## Exercise description
Provide only the number of lines in the data below that contain the string "this".

start Records provided

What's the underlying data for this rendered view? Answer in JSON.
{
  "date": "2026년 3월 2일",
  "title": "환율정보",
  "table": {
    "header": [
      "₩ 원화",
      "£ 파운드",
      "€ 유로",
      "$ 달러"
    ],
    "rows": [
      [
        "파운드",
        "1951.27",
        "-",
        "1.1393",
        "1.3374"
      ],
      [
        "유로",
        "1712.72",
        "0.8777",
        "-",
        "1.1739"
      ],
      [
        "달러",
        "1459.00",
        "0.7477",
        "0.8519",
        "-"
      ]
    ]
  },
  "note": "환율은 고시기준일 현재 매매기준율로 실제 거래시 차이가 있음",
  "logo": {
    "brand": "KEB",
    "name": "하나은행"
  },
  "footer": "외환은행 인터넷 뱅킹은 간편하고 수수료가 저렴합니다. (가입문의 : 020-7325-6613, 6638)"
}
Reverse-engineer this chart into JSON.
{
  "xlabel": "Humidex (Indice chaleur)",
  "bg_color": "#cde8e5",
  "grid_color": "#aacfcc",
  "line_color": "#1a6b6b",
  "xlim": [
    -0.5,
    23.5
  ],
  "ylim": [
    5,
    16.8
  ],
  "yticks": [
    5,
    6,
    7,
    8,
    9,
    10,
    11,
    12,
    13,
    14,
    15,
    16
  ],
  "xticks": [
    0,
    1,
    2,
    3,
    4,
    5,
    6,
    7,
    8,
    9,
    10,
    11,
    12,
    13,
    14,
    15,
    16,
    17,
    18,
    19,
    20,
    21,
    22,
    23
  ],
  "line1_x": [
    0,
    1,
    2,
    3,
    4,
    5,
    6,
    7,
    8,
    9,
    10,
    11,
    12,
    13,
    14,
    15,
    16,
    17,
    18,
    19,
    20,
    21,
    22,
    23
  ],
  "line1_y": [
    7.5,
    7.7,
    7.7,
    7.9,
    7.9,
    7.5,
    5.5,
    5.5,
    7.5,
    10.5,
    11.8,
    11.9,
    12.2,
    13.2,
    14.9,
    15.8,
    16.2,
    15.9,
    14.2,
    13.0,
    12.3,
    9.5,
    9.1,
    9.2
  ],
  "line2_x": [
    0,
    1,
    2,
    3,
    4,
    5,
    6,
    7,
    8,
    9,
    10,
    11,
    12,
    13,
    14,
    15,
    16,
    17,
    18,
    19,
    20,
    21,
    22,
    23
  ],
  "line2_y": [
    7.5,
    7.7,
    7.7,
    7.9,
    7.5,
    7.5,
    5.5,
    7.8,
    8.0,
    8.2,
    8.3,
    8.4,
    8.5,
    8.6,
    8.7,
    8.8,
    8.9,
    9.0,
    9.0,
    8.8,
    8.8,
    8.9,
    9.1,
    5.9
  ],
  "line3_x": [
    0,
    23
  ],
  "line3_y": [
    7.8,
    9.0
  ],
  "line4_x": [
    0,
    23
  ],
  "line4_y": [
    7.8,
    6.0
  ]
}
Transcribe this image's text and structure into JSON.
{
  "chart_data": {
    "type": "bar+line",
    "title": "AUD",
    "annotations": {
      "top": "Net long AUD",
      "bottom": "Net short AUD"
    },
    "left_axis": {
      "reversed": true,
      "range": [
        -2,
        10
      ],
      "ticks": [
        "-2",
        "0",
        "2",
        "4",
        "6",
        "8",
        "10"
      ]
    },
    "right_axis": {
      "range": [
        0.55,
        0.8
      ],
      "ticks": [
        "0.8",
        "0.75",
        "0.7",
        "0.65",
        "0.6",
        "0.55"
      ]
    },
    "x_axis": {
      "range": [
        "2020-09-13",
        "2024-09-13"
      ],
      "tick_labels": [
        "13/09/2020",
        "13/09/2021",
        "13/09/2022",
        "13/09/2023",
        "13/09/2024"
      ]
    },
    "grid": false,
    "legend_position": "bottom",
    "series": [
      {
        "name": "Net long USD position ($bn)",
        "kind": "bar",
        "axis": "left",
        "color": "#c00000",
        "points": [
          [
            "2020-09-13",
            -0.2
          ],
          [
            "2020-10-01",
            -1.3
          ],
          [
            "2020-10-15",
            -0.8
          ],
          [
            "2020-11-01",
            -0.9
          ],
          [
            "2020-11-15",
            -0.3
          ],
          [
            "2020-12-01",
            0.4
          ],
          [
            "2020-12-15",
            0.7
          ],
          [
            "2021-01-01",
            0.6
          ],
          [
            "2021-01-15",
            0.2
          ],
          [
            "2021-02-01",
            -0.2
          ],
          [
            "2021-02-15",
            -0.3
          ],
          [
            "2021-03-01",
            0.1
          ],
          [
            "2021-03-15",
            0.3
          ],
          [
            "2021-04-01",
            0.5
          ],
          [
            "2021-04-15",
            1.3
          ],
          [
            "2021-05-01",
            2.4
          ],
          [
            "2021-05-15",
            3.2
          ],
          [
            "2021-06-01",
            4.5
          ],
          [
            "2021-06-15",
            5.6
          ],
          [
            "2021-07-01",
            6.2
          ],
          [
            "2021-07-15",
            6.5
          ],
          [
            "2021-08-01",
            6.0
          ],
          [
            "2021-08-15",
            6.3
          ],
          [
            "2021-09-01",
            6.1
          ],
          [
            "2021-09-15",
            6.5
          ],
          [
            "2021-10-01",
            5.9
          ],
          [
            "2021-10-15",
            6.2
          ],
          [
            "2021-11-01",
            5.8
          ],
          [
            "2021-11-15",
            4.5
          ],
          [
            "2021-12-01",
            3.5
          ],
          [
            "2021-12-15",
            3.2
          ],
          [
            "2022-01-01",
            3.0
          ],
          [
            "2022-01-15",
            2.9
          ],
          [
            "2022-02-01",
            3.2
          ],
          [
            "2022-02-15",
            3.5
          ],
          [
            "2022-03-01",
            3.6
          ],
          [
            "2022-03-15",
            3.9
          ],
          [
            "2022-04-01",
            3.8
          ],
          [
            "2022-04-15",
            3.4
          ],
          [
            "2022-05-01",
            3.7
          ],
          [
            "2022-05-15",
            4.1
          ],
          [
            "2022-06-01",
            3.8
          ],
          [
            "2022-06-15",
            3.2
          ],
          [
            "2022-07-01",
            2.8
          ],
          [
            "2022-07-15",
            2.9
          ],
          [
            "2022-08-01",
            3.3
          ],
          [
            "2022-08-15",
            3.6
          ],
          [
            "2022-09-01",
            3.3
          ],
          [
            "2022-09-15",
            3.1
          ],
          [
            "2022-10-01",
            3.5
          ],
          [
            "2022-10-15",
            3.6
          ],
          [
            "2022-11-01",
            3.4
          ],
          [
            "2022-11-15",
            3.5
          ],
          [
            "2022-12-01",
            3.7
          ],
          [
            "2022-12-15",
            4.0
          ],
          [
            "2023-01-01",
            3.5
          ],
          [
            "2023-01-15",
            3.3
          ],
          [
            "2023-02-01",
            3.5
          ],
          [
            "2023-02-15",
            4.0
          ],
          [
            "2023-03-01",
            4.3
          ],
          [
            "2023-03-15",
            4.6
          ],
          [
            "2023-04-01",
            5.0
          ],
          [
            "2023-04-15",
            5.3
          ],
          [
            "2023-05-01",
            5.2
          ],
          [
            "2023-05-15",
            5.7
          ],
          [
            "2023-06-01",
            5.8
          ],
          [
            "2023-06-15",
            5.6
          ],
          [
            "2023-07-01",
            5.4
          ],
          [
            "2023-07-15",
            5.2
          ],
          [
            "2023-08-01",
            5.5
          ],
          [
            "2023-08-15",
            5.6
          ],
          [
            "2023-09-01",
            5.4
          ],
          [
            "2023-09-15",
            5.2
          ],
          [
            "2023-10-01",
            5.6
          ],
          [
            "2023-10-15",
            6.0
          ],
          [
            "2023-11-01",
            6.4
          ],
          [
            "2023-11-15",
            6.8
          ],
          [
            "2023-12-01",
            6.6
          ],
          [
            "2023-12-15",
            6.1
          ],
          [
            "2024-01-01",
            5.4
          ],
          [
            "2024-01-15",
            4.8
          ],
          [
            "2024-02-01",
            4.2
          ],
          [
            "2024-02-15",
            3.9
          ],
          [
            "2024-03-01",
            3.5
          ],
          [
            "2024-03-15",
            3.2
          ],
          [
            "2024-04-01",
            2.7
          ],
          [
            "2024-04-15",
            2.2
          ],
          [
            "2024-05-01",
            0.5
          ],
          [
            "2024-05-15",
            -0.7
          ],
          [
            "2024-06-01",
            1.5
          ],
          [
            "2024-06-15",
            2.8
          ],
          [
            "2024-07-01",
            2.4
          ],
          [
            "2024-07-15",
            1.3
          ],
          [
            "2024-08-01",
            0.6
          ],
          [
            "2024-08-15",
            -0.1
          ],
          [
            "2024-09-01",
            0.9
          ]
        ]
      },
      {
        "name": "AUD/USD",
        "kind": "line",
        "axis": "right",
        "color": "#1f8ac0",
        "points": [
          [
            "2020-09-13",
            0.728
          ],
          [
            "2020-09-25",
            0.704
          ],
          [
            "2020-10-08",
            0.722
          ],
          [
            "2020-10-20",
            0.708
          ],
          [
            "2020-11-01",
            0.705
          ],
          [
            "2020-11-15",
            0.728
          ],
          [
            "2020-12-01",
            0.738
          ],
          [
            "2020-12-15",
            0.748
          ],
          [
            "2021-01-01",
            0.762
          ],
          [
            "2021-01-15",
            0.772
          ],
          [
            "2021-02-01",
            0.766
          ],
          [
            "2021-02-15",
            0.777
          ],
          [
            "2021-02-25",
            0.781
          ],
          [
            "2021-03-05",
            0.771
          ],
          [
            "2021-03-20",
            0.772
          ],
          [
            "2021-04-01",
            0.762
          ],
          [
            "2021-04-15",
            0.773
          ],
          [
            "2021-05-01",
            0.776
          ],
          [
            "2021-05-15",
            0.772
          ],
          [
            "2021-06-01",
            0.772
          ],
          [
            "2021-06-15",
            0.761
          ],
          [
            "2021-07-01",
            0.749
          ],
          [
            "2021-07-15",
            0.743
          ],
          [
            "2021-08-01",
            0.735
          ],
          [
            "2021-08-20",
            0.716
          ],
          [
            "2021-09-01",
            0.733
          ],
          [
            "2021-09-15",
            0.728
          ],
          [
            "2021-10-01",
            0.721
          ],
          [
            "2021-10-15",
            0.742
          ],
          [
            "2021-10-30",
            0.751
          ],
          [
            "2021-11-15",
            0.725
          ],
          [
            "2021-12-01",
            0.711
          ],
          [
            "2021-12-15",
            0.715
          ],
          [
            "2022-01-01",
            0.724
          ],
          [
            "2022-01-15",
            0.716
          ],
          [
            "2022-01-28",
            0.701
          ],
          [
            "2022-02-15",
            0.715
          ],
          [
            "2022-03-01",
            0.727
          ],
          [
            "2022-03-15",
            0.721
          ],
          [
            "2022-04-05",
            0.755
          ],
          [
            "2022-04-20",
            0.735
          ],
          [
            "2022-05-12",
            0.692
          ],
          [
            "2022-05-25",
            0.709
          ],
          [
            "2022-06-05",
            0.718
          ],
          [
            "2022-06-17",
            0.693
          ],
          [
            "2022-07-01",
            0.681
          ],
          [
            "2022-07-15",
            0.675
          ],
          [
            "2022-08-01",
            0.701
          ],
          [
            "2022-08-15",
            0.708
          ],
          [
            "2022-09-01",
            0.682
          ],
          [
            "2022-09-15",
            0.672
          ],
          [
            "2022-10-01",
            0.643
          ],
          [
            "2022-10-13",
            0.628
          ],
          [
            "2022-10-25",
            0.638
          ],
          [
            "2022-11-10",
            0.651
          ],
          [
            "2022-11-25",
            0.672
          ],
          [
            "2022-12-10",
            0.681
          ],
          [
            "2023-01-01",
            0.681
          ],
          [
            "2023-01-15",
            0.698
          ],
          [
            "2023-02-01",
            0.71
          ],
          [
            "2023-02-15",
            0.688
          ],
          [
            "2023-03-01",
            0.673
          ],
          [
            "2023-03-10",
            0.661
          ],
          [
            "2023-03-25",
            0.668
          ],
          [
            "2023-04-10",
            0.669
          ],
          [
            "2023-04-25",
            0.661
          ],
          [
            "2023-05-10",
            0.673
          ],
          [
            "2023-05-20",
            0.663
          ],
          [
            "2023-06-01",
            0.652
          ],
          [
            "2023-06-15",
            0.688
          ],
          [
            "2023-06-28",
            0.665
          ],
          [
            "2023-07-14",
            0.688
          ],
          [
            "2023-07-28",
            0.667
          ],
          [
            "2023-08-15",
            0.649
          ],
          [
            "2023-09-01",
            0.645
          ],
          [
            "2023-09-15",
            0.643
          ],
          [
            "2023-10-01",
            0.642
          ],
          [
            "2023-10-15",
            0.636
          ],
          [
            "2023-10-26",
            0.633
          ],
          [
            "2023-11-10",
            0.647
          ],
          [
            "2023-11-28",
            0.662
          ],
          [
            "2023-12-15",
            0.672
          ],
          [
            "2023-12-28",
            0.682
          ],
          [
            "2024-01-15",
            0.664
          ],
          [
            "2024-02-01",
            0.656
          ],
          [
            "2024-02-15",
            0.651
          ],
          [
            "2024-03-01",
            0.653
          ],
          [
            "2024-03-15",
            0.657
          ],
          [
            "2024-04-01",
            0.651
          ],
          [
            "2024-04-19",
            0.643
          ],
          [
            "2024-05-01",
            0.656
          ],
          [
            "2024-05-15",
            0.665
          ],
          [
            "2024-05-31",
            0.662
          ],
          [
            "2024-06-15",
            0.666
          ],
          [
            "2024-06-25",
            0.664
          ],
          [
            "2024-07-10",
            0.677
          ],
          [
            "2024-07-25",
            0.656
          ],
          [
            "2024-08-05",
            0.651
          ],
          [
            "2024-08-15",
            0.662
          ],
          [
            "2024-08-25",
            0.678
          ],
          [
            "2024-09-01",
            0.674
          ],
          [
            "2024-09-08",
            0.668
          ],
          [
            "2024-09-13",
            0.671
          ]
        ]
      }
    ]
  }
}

end Records provided

## Written response
3